> Goal of the exercise: Write the listing out again, all of it, word for word.

Dataset listings of figures
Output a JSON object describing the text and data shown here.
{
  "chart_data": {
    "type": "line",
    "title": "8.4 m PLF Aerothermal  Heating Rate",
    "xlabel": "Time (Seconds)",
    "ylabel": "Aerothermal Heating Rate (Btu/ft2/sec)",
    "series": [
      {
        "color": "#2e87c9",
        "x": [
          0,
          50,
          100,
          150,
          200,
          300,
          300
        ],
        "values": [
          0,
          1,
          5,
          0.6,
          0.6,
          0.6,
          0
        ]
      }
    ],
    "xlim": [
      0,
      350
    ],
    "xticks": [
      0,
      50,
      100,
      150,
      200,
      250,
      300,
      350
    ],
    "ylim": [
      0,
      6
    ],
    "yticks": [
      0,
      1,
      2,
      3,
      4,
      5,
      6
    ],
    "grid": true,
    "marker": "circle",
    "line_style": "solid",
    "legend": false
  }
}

> The result:
Output a JSON object describing the text and data shown here.
{
  "chart_data": {
    "type": "line",
    "title": "8.4 m PLF Aerothermal  Heating Rate",
    "xlabel": "Time (Seconds)",
    "ylabel": "Aerothermal Heating Rate (Btu/ft2/sec)",
    "series": [
      {
        "color": "#2e87c9",
        "x": [
          0,
          50,
          100,
          150,
          200,
          300,
          300
        ],
        "values": [
          0,
          1,
          5,
          0.6,
          0.6,
          0.6,
          0
        ]
      }
    ],
    "xlim": [
      0,
      350
    ],
    "xticks": [
      0,
      50,
      100,
      150,
      200,
      250,
      300,
      350
    ],
    "ylim": [
      0,
      6
    ],
    "yticks": [
      0,
      1,
      2,
      3,
      4,
      5,
      6
    ],
    "grid": true,
    "marker": "circle",
    "line_style": "solid",
    "legend": false
  }
}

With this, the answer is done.